- Work to be completed -
Report each line of the entries below that contains the word "ſita". Case counts.

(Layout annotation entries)
■ ■ ■ ■

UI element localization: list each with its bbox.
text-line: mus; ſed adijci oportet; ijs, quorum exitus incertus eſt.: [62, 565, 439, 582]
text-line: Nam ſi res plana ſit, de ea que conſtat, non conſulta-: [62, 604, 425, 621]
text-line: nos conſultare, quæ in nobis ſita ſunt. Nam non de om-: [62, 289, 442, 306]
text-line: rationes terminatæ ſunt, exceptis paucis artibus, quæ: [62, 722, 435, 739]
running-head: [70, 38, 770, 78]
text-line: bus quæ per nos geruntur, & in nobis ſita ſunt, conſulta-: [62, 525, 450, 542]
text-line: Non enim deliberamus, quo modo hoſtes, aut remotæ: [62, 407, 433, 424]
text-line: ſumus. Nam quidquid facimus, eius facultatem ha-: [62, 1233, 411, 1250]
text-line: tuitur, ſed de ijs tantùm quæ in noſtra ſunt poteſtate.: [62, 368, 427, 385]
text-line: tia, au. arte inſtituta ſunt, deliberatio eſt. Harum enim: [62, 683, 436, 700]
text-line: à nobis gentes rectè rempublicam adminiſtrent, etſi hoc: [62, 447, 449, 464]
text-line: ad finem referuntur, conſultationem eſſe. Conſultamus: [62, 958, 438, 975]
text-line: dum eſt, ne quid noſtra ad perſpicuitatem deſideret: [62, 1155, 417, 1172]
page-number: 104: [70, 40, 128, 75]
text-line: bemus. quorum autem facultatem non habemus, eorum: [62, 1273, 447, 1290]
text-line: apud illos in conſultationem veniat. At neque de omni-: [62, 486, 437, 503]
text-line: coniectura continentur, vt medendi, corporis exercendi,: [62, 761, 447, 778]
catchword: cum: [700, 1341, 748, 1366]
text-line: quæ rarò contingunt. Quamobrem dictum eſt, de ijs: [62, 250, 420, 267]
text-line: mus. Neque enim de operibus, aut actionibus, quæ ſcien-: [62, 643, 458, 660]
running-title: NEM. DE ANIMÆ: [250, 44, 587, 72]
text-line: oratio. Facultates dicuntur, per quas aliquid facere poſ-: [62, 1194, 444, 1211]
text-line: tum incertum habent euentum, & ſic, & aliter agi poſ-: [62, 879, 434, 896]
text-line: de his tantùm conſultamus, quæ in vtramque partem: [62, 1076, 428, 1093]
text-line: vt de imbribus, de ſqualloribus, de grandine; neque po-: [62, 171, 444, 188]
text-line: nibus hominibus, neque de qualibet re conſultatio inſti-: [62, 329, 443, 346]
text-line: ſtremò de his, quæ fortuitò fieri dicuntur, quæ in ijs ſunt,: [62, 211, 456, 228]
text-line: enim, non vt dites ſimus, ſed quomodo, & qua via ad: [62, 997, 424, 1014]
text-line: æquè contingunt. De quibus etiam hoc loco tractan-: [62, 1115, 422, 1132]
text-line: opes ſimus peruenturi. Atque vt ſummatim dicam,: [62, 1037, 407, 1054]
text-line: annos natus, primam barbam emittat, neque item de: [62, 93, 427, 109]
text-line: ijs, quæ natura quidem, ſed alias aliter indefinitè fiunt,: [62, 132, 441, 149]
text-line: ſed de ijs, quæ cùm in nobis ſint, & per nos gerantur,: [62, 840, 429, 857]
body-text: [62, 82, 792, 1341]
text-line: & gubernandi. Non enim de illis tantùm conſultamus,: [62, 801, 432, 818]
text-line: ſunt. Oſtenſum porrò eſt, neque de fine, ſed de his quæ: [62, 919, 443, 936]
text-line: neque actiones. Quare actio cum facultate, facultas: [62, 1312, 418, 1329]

■ ■ ■ ■

- Task solution -
text-line: nos conſultare, quæ in nobis ſita ſunt. Nam non de om-: [62, 289, 442, 306]
text-line: bus quæ per nos geruntur, & in nobis ſita ſunt, conſulta-: [62, 525, 450, 542]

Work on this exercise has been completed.